> _Material for this task_:
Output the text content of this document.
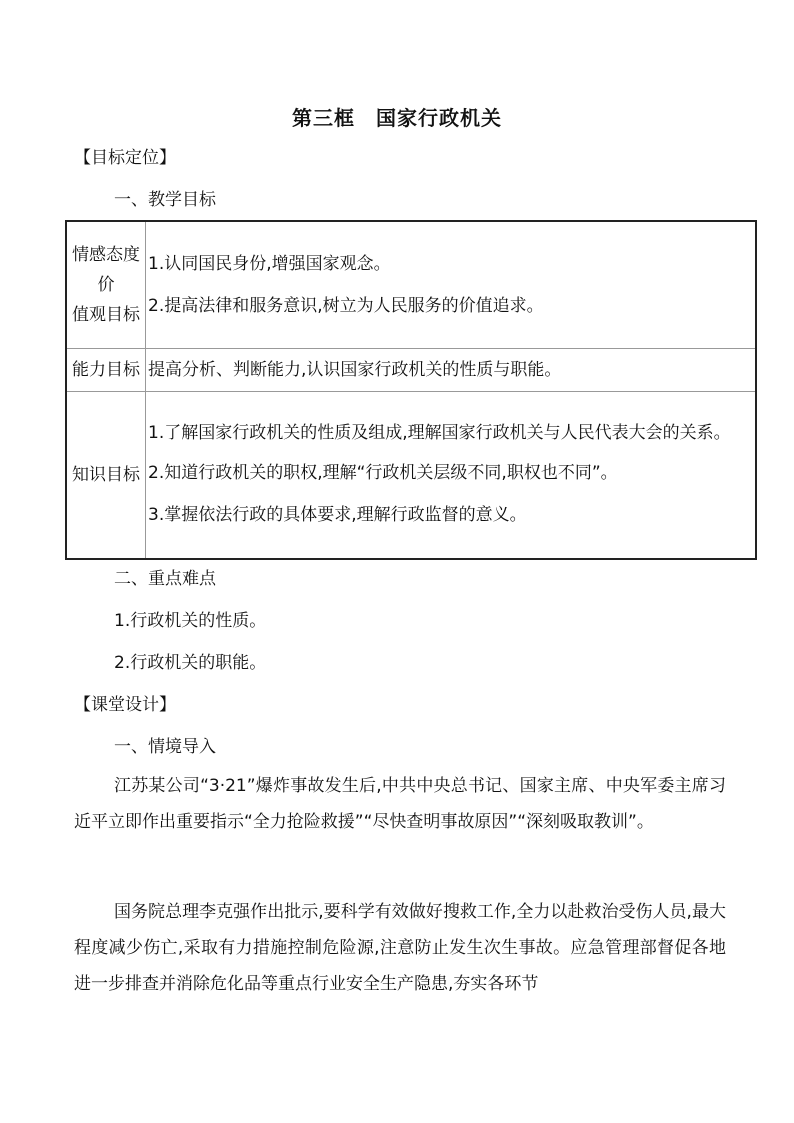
第三框　国家行政机关
【目标定位】
一、教学目标
情感态度
价
值观目标	1.认同国民身份,增强国家观念。
2.提高法律和服务意识,树立为人民服务的价值追求。

能力目标	提高分析、判断能力,认识国家行政机关的性质与职能。

知识目标	1.了解国家行政机关的性质及组成,理解国家行政机关与人民代表大会的关系。
2.知道行政机关的职权,理解“行政机关层级不同,职权也不同”。
3.掌握依法行政的具体要求,理解行政监督的意义。
二、重点难点
1.行政机关的性质。
2.行政机关的职能。
【课堂设计】
一、情境导入
江苏某公司“3·21”爆炸事故发生后,中共中央总书记、国家主席、中央军委主席习近平立即作出重要指示“全力抢险救援”“尽快查明事故原因”“深刻吸取教训”。
国务院总理李克强作出批示,要科学有效做好搜救工作,全力以赴救治受伤人员,最大程度减少伤亡,采取有力措施控制危险源,注意防止发生次生事故。应急管理部督促各地进一步排查并消除危化品等重点行业安全生产隐患,夯实各环节
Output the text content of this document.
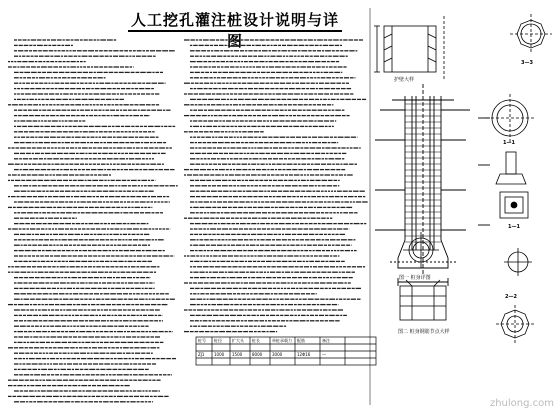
人工挖孔灌注桩设计说明与详图
3—3
护壁大样
1—1
图一 桩身详图
2—2
图二 桩身钢筋节点大样
1—1
桩号 桩径	扩大头 桩长	单桩承载力 配筋	备注
ZJ1 1000 1500 8000 3000	12Φ16	—
zhulong.com
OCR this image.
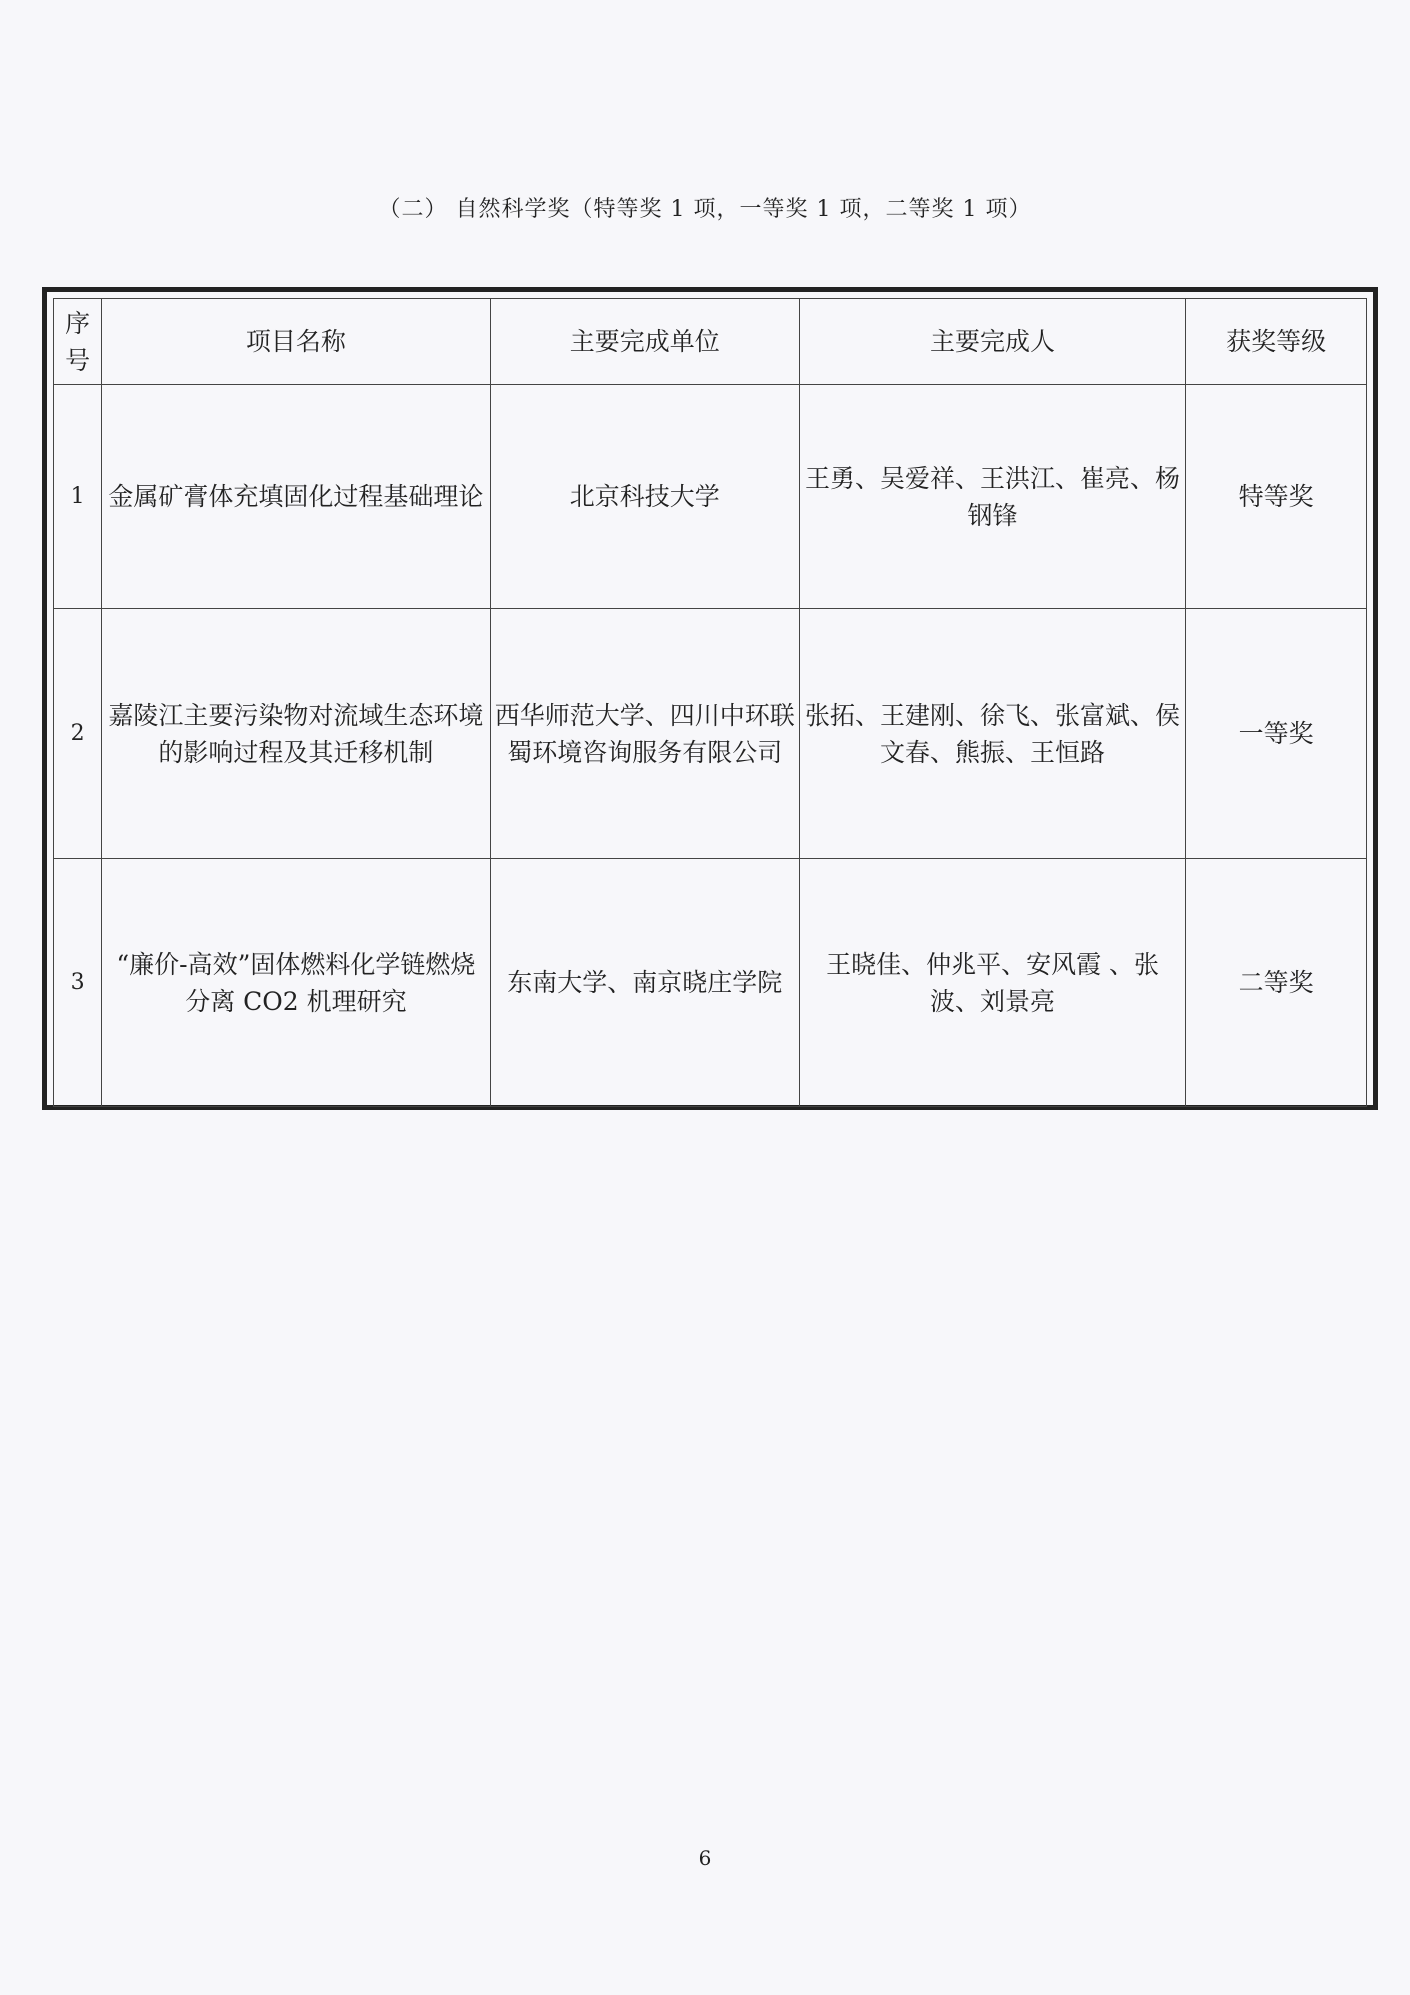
（二） 自然科学奖（特等奖 1 项，一等奖 1 项，二等奖 1 项）
序号	项目名称	主要完成单位	主要完成人	获奖等级
1	金属矿膏体充填固化过程基础理论	北京科技大学	王勇、吴爱祥、王洪江、崔亮、杨钢锋	特等奖
2	嘉陵江主要污染物对流域生态环境的影响过程及其迁移机制	西华师范大学、四川中环联蜀环境咨询服务有限公司	张拓、王建刚、徐飞、张富斌、侯文春、熊振、王恒路	一等奖
3	“廉价-高效”固体燃料化学链燃烧分离 CO2 机理研究	东南大学、南京晓庄学院	王晓佳、仲兆平、安风霞 、张波、刘景亮	二等奖
6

> _Work to complete_:
Retype everything in the material word for word, minus pictures.

> _Task answer_:
Output the text content of this document.
第三框　国家行政机关
【目标定位】
一、教学目标
情感态度
价
值观目标	1.认同国民身份,增强国家观念。
2.提高法律和服务意识,树立为人民服务的价值追求。

能力目标	提高分析、判断能力,认识国家行政机关的性质与职能。

知识目标	1.了解国家行政机关的性质及组成,理解国家行政机关与人民代表大会的关系。
2.知道行政机关的职权,理解“行政机关层级不同,职权也不同”。
3.掌握依法行政的具体要求,理解行政监督的意义。
二、重点难点
1.行政机关的性质。
2.行政机关的职能。
【课堂设计】
一、情境导入
江苏某公司“3·21”爆炸事故发生后,中共中央总书记、国家主席、中央军委主席习近平立即作出重要指示“全力抢险救援”“尽快查明事故原因”“深刻吸取教训”。
国务院总理李克强作出批示,要科学有效做好搜救工作,全力以赴救治受伤人员,最大程度减少伤亡,采取有力措施控制危险源,注意防止发生次生事故。应急管理部督促各地进一步排查并消除危化品等重点行业安全生产隐患,夯实各环节
Output the text content of this document.
人工挖孔灌注桩设计说明与详图
3—3
护壁大样
1—1
图一 桩身详图
2—2
图二 桩身钢筋节点大样
1—1
桩号 桩径	扩大头 桩长	单桩承载力 配筋	备注
ZJ1 1000 1500 8000 3000	12Φ16	—
zhulong.com
OCR this image.
（二） 自然科学奖（特等奖 1 项，一等奖 1 项，二等奖 1 项）
序号	项目名称	主要完成单位	主要完成人	获奖等级
1	金属矿膏体充填固化过程基础理论	北京科技大学	王勇、吴爱祥、王洪江、崔亮、杨钢锋	特等奖
2	嘉陵江主要污染物对流域生态环境的影响过程及其迁移机制	西华师范大学、四川中环联蜀环境咨询服务有限公司	张拓、王建刚、徐飞、张富斌、侯文春、熊振、王恒路	一等奖
3	“廉价-高效”固体燃料化学链燃烧分离 CO2 机理研究	东南大学、南京晓庄学院	王晓佳、仲兆平、安风霞 、张波、刘景亮	二等奖
6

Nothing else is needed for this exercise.